Data for this exercise:

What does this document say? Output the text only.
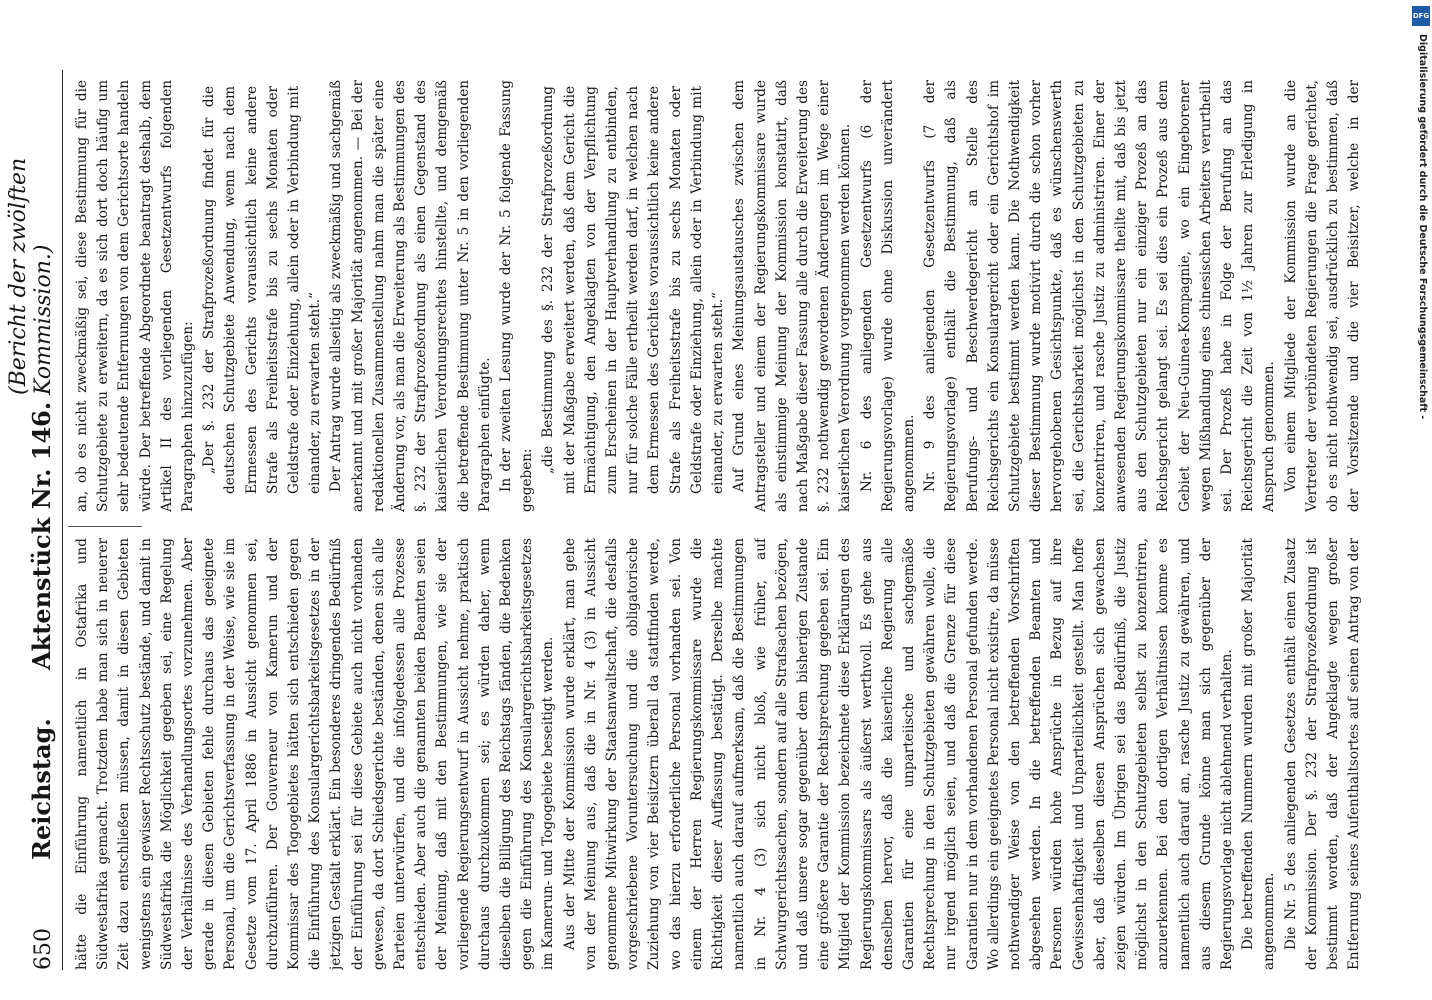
650
Reichstag.
Aktenstück Nr. 146.
(Bericht der zwölften Kommission.)

hätte die Einführung namentlich in Ostafrika und Südwestafrika gemacht. Trotzdem habe man sich in neuerer Zeit dazu entschließen müssen, damit in diesen Gebieten wenigstens ein gewisser Rechtsschutz bestände, und damit in Südwestafrika die Möglichkeit gegeben sei, eine Regelung der Verhältnisse des Verhandlungsortes vorzunehmen. Aber gerade in diesen Gebieten fehle durchaus das geeignete Personal, um die Gerichtsverfassung in der Weise, wie sie im Gesetze vom 17. April 1886 in Aussicht genommen sei, durchzuführen. Der Gouverneur von Kamerun und der Kommissar des Togogebietes hätten sich entschieden gegen die Einführung des Konsulargerichtsbarkeitsgesetzes in der jetzigen Gestalt erklärt. Ein besonderes dringendes Bedürfniß der Einführung sei für diese Gebiete auch nicht vorhanden gewesen, da dort Schiedsgerichte beständen, denen sich alle Parteien unterwürfen, und die infolgedessen alle Prozesse entschieden. Aber auch die genannten beiden Beamten seien der Meinung, daß mit den Bestimmungen, wie sie der vorliegende Regierungsentwurf in Aussicht nehme, praktisch durchaus durchzukommen sei; es würden daher, wenn dieselben die Billigung des Reichstags fänden, die Bedenken gegen die Einführung des Konsulargerichtsbarkeitsgesetzes im Kamerun- und Togogebiete beseitigt werden. Aus der Mitte der Kommission wurde erklärt, man gehe von der Meinung aus, daß die in Nr. 4 (3) in Aussicht genommene Mitwirkung der Staatsanwaltschaft, die desfalls vorgeschriebene Voruntersuchung und die obligatorische Zuziehung von vier Beisitzern überall da stattfinden werde, wo das hierzu erforderliche Personal vorhanden sei. Von einem der Herren Regierungskommissare wurde die Richtigkeit dieser Auffassung bestätigt. Derselbe machte namentlich auch darauf aufmerksam, daß die Bestimmungen in Nr. 4 (3) sich nicht bloß, wie früher, auf Schwurgerichtssachen, sondern auf alle Strafsachen bezögen, und daß unsere sogar gegenüber dem bisherigen Zustande eine größere Garantie der Rechtsprechung gegeben sei. Ein Mitglied der Kommission bezeichnete diese Erklärungen des Regierungskommissars als äußerst werthvoll. Es gehe aus denselben hervor, daß die kaiserliche Regierung alle Garantien für eine unparteiische und sachgemäße Rechtsprechung in den Schutzgebieten gewähren wolle, die nur irgend möglich seien, und daß die Grenze für diese Garantien nur in dem vorhandenen Personal gefunden werde. Wo allerdings ein geeignetes Personal nicht existire, da müsse nothwendiger Weise von den betreffenden Vorschriften abgesehen werden. In die betreffenden Beamten und Personen würden hohe Ansprüche in Bezug auf ihre Gewissenhaftigkeit und Unparteilichkeit gestellt. Man hoffe aber, daß dieselben diesen Ansprüchen sich gewachsen zeigen würden. Im Übrigen sei das Bedürfniß, die Justiz möglichst in den Schutzgebieten selbst zu konzentriren, anzuerkennen. Bei den dortigen Verhältnissen komme es namentlich auch darauf an, rasche Justiz zu gewähren, und aus diesem Grunde könne man sich gegenüber der Regierungsvorlage nicht ablehnend verhalten. Die betreffenden Nummern wurden mit großer Majorität angenommen. Die Nr. 5 des anliegenden Gesetzes enthält einen Zusatz der Kommission. Der §. 232 der Strafprozeßordnung ist bestimmt worden, daß der Angeklagte wegen großer Entfernung seines Aufenthaltsortes auf seinen Antrag von der

an, ob es nicht zweckmäßig sei, diese Bestimmung für die Schutzgebiete zu erweitern, da es sich dort doch häufig um sehr bedeutende Entfernungen von dem Gerichtsorte handeln würde. Der betreffende Abgeordnete beantragt deshalb, dem Artikel II des vorliegenden Gesetzentwurfs folgenden Paragraphen hinzuzufügen: „Der §. 232 der Strafprozeßordnung findet für die deutschen Schutzgebiete Anwendung, wenn nach dem Ermessen des Gerichts voraussichtlich keine andere Strafe als Freiheitsstrafe bis zu sechs Monaten oder Geldstrafe oder Einziehung, allein oder in Verbindung mit einander, zu erwarten steht.“ Der Antrag wurde allseitig als zweckmäßig und sachgemäß anerkannt und mit großer Majorität angenommen. — Bei der redaktionellen Zusammenstellung nahm man die später eine Änderung vor, als man die Erweiterung als Bestimmungen des §. 232 der Strafprozeßordnung als einen Gegenstand des kaiserlichen Verordnungsrechtes hinstellte, und demgemäß die betreffende Bestimmung unter Nr. 5 in den vorliegenden Paragraphen einfügte. In der zweiten Lesung wurde der Nr. 5 folgende Fassung gegeben:

„die Bestimmung des §. 232 der Strafprozeßordnung mit der Maßgabe erweitert werden, daß dem Gericht die Ermächtigung, den Angeklagten von der Verpflichtung zum Erscheinen in der Hauptverhandlung zu entbinden, nur für solche Fälle ertheilt werden darf, in welchen nach dem Ermessen des Gerichtes voraussichtlich keine andere Strafe als Freiheitsstrafe bis zu sechs Monaten oder Geldstrafe oder Einziehung, allein oder in Verbindung mit einander, zu erwarten steht.“ Auf Grund eines Meinungsaustausches zwischen dem Antragsteller und einem der Regierungskommissare wurde als einstimmige Meinung der Kommission konstatirt, daß nach Maßgabe dieser Fassung alle durch die Erweiterung des §. 232 nothwendig gewordenen Änderungen im Wege einer kaiserlichen Verordnung vorgenommen werden können. Nr. 6 des anliegenden Gesetzentwurfs (6 der Regierungsvorlage) wurde ohne Diskussion unverändert angenommen. Nr. 9 des anliegenden Gesetzentwurfs (7 der Regierungsvorlage) enthält die Bestimmung, daß als Berufungs- und Beschwerdegericht an Stelle des Reichsgerichts ein Konsulargericht oder ein Gerichtshof im Schutzgebiete bestimmt werden kann. Die Nothwendigkeit dieser Bestimmung wurde motivirt durch die schon vorher hervorgehobenen Gesichtspunkte, daß es wünschenswerth sei, die Gerichtsbarkeit möglichst in den Schutzgebieten zu konzentriren, und rasche Justiz zu administriren. Einer der anwesenden Regierungskommissare theilte mit, daß bis jetzt aus den Schutzgebieten nur ein einziger Prozeß an das Reichsgericht gelangt sei. Es sei dies ein Prozeß aus dem Gebiet der Neu-Guinea-Kompagnie, wo ein Eingeborener wegen Mißhandlung eines chinesischen Arbeiters verurtheilt sei. Der Prozeß habe in Folge der Berufung an das Reichsgericht die Zeit von 1½ Jahren zur Erledigung in Anspruch genommen. Von einem Mitgliede der Kommission wurde an die Vertreter der verbündeten Regierungen die Frage gerichtet, ob es nicht nothwendig sei, ausdrücklich zu bestimmen, daß der Vorsitzende und die vier Beisitzer, welche in der

DFG
Digitalisierung gefördert durch die Deutsche Forschungsgemeinschaft -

Work request:
Retype the records above exactly. Leave the pictures out.

Written solution:
What does this document say? Output the text only.
650
Reichstag.
Aktenstück Nr. 146.
(Bericht der zwölften Kommission.)

hätte die Einführung namentlich in Ostafrika und Südwestafrika gemacht. Trotzdem habe man sich in neuerer Zeit dazu entschließen müssen, damit in diesen Gebieten wenigstens ein gewisser Rechtsschutz bestände, und damit in Südwestafrika die Möglichkeit gegeben sei, eine Regelung der Verhältnisse des Verhandlungsortes vorzunehmen. Aber gerade in diesen Gebieten fehle durchaus das geeignete Personal, um die Gerichtsverfassung in der Weise, wie sie im Gesetze vom 17. April 1886 in Aussicht genommen sei, durchzuführen. Der Gouverneur von Kamerun und der Kommissar des Togogebietes hätten sich entschieden gegen die Einführung des Konsulargerichtsbarkeitsgesetzes in der jetzigen Gestalt erklärt. Ein besonderes dringendes Bedürfniß der Einführung sei für diese Gebiete auch nicht vorhanden gewesen, da dort Schiedsgerichte beständen, denen sich alle Parteien unterwürfen, und die infolgedessen alle Prozesse entschieden. Aber auch die genannten beiden Beamten seien der Meinung, daß mit den Bestimmungen, wie sie der vorliegende Regierungsentwurf in Aussicht nehme, praktisch durchaus durchzukommen sei; es würden daher, wenn dieselben die Billigung des Reichstags fänden, die Bedenken gegen die Einführung des Konsulargerichtsbarkeitsgesetzes im Kamerun- und Togogebiete beseitigt werden. Aus der Mitte der Kommission wurde erklärt, man gehe von der Meinung aus, daß die in Nr. 4 (3) in Aussicht genommene Mitwirkung der Staatsanwaltschaft, die desfalls vorgeschriebene Voruntersuchung und die obligatorische Zuziehung von vier Beisitzern überall da stattfinden werde, wo das hierzu erforderliche Personal vorhanden sei. Von einem der Herren Regierungskommissare wurde die Richtigkeit dieser Auffassung bestätigt. Derselbe machte namentlich auch darauf aufmerksam, daß die Bestimmungen in Nr. 4 (3) sich nicht bloß, wie früher, auf Schwurgerichtssachen, sondern auf alle Strafsachen bezögen, und daß unsere sogar gegenüber dem bisherigen Zustande eine größere Garantie der Rechtsprechung gegeben sei. Ein Mitglied der Kommission bezeichnete diese Erklärungen des Regierungskommissars als äußerst werthvoll. Es gehe aus denselben hervor, daß die kaiserliche Regierung alle Garantien für eine unparteiische und sachgemäße Rechtsprechung in den Schutzgebieten gewähren wolle, die nur irgend möglich seien, und daß die Grenze für diese Garantien nur in dem vorhandenen Personal gefunden werde. Wo allerdings ein geeignetes Personal nicht existire, da müsse nothwendiger Weise von den betreffenden Vorschriften abgesehen werden. In die betreffenden Beamten und Personen würden hohe Ansprüche in Bezug auf ihre Gewissenhaftigkeit und Unparteilichkeit gestellt. Man hoffe aber, daß dieselben diesen Ansprüchen sich gewachsen zeigen würden. Im Übrigen sei das Bedürfniß, die Justiz möglichst in den Schutzgebieten selbst zu konzentriren, anzuerkennen. Bei den dortigen Verhältnissen komme es namentlich auch darauf an, rasche Justiz zu gewähren, und aus diesem Grunde könne man sich gegenüber der Regierungsvorlage nicht ablehnend verhalten. Die betreffenden Nummern wurden mit großer Majorität angenommen. Die Nr. 5 des anliegenden Gesetzes enthält einen Zusatz der Kommission. Der §. 232 der Strafprozeßordnung ist bestimmt worden, daß der Angeklagte wegen großer Entfernung seines Aufenthaltsortes auf seinen Antrag von der

an, ob es nicht zweckmäßig sei, diese Bestimmung für die Schutzgebiete zu erweitern, da es sich dort doch häufig um sehr bedeutende Entfernungen von dem Gerichtsorte handeln würde. Der betreffende Abgeordnete beantragt deshalb, dem Artikel II des vorliegenden Gesetzentwurfs folgenden Paragraphen hinzuzufügen: „Der §. 232 der Strafprozeßordnung findet für die deutschen Schutzgebiete Anwendung, wenn nach dem Ermessen des Gerichts voraussichtlich keine andere Strafe als Freiheitsstrafe bis zu sechs Monaten oder Geldstrafe oder Einziehung, allein oder in Verbindung mit einander, zu erwarten steht.“ Der Antrag wurde allseitig als zweckmäßig und sachgemäß anerkannt und mit großer Majorität angenommen. — Bei der redaktionellen Zusammenstellung nahm man die später eine Änderung vor, als man die Erweiterung als Bestimmungen des §. 232 der Strafprozeßordnung als einen Gegenstand des kaiserlichen Verordnungsrechtes hinstellte, und demgemäß die betreffende Bestimmung unter Nr. 5 in den vorliegenden Paragraphen einfügte. In der zweiten Lesung wurde der Nr. 5 folgende Fassung gegeben:

„die Bestimmung des §. 232 der Strafprozeßordnung mit der Maßgabe erweitert werden, daß dem Gericht die Ermächtigung, den Angeklagten von der Verpflichtung zum Erscheinen in der Hauptverhandlung zu entbinden, nur für solche Fälle ertheilt werden darf, in welchen nach dem Ermessen des Gerichtes voraussichtlich keine andere Strafe als Freiheitsstrafe bis zu sechs Monaten oder Geldstrafe oder Einziehung, allein oder in Verbindung mit einander, zu erwarten steht.“ Auf Grund eines Meinungsaustausches zwischen dem Antragsteller und einem der Regierungskommissare wurde als einstimmige Meinung der Kommission konstatirt, daß nach Maßgabe dieser Fassung alle durch die Erweiterung des §. 232 nothwendig gewordenen Änderungen im Wege einer kaiserlichen Verordnung vorgenommen werden können. Nr. 6 des anliegenden Gesetzentwurfs (6 der Regierungsvorlage) wurde ohne Diskussion unverändert angenommen. Nr. 9 des anliegenden Gesetzentwurfs (7 der Regierungsvorlage) enthält die Bestimmung, daß als Berufungs- und Beschwerdegericht an Stelle des Reichsgerichts ein Konsulargericht oder ein Gerichtshof im Schutzgebiete bestimmt werden kann. Die Nothwendigkeit dieser Bestimmung wurde motivirt durch die schon vorher hervorgehobenen Gesichtspunkte, daß es wünschenswerth sei, die Gerichtsbarkeit möglichst in den Schutzgebieten zu konzentriren, und rasche Justiz zu administriren. Einer der anwesenden Regierungskommissare theilte mit, daß bis jetzt aus den Schutzgebieten nur ein einziger Prozeß an das Reichsgericht gelangt sei. Es sei dies ein Prozeß aus dem Gebiet der Neu-Guinea-Kompagnie, wo ein Eingeborener wegen Mißhandlung eines chinesischen Arbeiters verurtheilt sei. Der Prozeß habe in Folge der Berufung an das Reichsgericht die Zeit von 1½ Jahren zur Erledigung in Anspruch genommen. Von einem Mitgliede der Kommission wurde an die Vertreter der verbündeten Regierungen die Frage gerichtet, ob es nicht nothwendig sei, ausdrücklich zu bestimmen, daß der Vorsitzende und die vier Beisitzer, welche in der

DFG
Digitalisierung gefördert durch die Deutsche Forschungsgemeinschaft -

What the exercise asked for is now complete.